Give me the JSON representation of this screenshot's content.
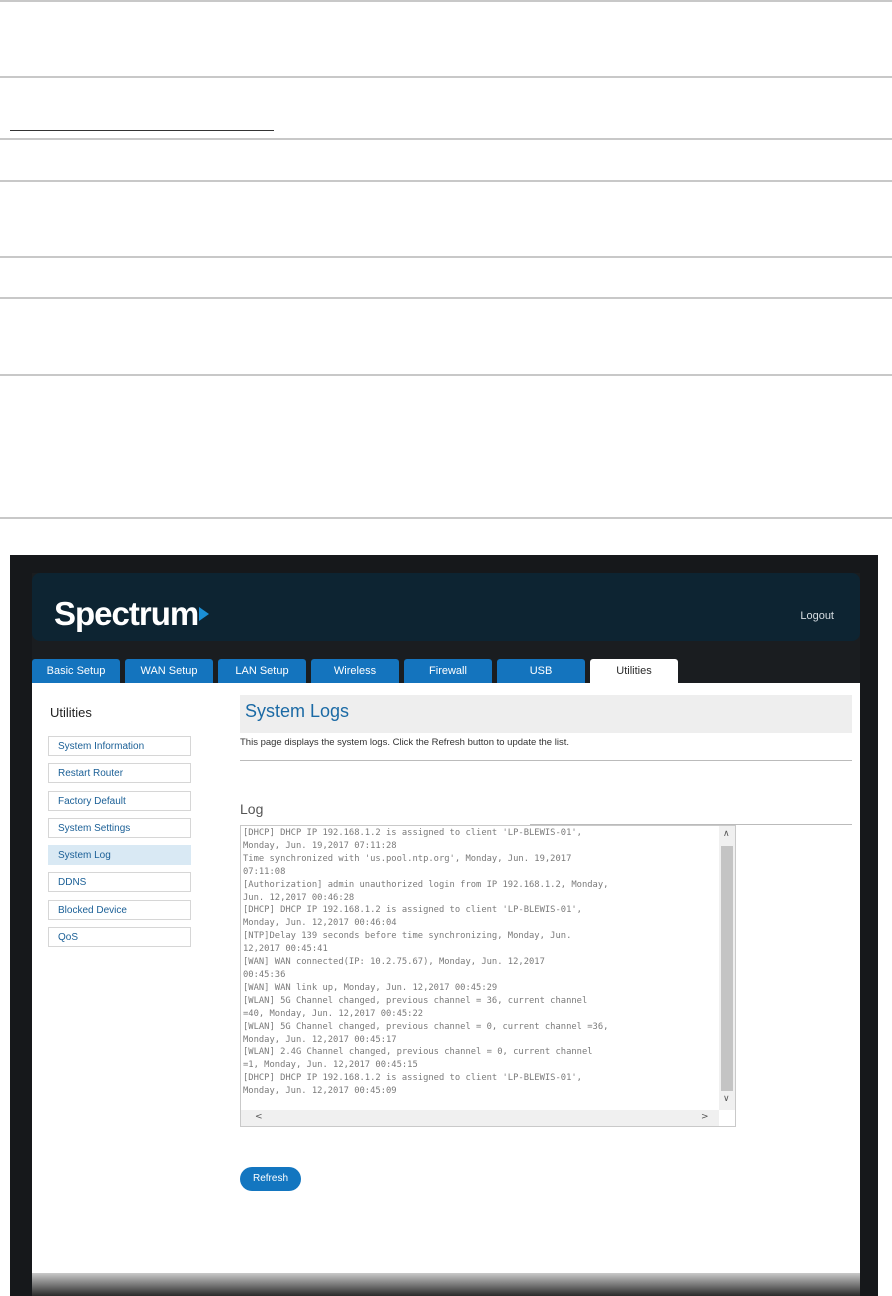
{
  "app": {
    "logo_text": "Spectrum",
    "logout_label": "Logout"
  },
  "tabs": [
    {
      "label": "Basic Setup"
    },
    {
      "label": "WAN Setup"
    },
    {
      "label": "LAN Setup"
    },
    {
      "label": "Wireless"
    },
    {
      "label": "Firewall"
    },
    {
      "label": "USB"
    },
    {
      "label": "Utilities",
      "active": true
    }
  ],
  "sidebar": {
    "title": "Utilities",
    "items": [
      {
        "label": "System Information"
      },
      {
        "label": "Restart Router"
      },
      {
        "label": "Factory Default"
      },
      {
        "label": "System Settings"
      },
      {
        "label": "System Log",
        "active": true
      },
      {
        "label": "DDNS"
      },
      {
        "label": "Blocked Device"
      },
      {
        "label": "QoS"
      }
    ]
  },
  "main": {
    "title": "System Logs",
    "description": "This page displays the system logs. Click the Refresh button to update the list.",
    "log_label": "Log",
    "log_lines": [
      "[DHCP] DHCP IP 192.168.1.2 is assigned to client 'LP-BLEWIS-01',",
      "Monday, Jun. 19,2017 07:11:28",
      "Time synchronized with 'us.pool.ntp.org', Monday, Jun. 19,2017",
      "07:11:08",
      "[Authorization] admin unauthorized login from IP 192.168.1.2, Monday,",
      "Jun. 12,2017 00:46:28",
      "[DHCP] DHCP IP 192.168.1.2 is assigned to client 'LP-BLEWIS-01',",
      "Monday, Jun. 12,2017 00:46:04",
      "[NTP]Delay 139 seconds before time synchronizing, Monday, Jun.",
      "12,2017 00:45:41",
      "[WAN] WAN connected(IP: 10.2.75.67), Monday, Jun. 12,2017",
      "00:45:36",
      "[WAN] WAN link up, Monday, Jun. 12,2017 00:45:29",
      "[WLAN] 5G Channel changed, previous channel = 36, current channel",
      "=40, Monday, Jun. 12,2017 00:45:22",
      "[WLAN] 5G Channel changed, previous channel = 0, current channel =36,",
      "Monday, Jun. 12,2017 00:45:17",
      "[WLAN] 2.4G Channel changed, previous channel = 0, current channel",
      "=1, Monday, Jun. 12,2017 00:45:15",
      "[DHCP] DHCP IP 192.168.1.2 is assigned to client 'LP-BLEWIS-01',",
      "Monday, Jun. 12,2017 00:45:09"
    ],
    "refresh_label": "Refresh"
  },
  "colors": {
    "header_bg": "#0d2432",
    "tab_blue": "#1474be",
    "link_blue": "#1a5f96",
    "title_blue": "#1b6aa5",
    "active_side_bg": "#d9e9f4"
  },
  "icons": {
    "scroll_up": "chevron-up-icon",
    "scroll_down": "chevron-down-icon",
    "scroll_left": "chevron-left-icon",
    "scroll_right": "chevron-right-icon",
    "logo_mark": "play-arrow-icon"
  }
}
□ □ □ □ □
Repeat each entry precisely as it appears. Leave the pictures out.

Give me the JSON representation of this screenshot's content.
{
  "app": {
    "logo_text": "Spectrum",
    "logout_label": "Logout"
  },
  "tabs": [
    {
      "label": "Basic Setup"
    },
    {
      "label": "WAN Setup"
    },
    {
      "label": "LAN Setup"
    },
    {
      "label": "Wireless"
    },
    {
      "label": "Firewall"
    },
    {
      "label": "USB"
    },
    {
      "label": "Utilities",
      "active": true
    }
  ],
  "sidebar": {
    "title": "Utilities",
    "items": [
      {
        "label": "System Information"
      },
      {
        "label": "Restart Router"
      },
      {
        "label": "Factory Default"
      },
      {
        "label": "System Settings"
      },
      {
        "label": "System Log",
        "active": true
      },
      {
        "label": "DDNS"
      },
      {
        "label": "Blocked Device"
      },
      {
        "label": "QoS"
      }
    ]
  },
  "main": {
    "title": "System Logs",
    "description": "This page displays the system logs. Click the Refresh button to update the list.",
    "log_label": "Log",
    "log_lines": [
      "[DHCP] DHCP IP 192.168.1.2 is assigned to client 'LP-BLEWIS-01',",
      "Monday, Jun. 19,2017 07:11:28",
      "Time synchronized with 'us.pool.ntp.org', Monday, Jun. 19,2017",
      "07:11:08",
      "[Authorization] admin unauthorized login from IP 192.168.1.2, Monday,",
      "Jun. 12,2017 00:46:28",
      "[DHCP] DHCP IP 192.168.1.2 is assigned to client 'LP-BLEWIS-01',",
      "Monday, Jun. 12,2017 00:46:04",
      "[NTP]Delay 139 seconds before time synchronizing, Monday, Jun.",
      "12,2017 00:45:41",
      "[WAN] WAN connected(IP: 10.2.75.67), Monday, Jun. 12,2017",
      "00:45:36",
      "[WAN] WAN link up, Monday, Jun. 12,2017 00:45:29",
      "[WLAN] 5G Channel changed, previous channel = 36, current channel",
      "=40, Monday, Jun. 12,2017 00:45:22",
      "[WLAN] 5G Channel changed, previous channel = 0, current channel =36,",
      "Monday, Jun. 12,2017 00:45:17",
      "[WLAN] 2.4G Channel changed, previous channel = 0, current channel",
      "=1, Monday, Jun. 12,2017 00:45:15",
      "[DHCP] DHCP IP 192.168.1.2 is assigned to client 'LP-BLEWIS-01',",
      "Monday, Jun. 12,2017 00:45:09"
    ],
    "refresh_label": "Refresh"
  },
  "colors": {
    "header_bg": "#0d2432",
    "tab_blue": "#1474be",
    "link_blue": "#1a5f96",
    "title_blue": "#1b6aa5",
    "active_side_bg": "#d9e9f4"
  },
  "icons": {
    "scroll_up": "chevron-up-icon",
    "scroll_down": "chevron-down-icon",
    "scroll_left": "chevron-left-icon",
    "scroll_right": "chevron-right-icon",
    "logo_mark": "play-arrow-icon"
  }
}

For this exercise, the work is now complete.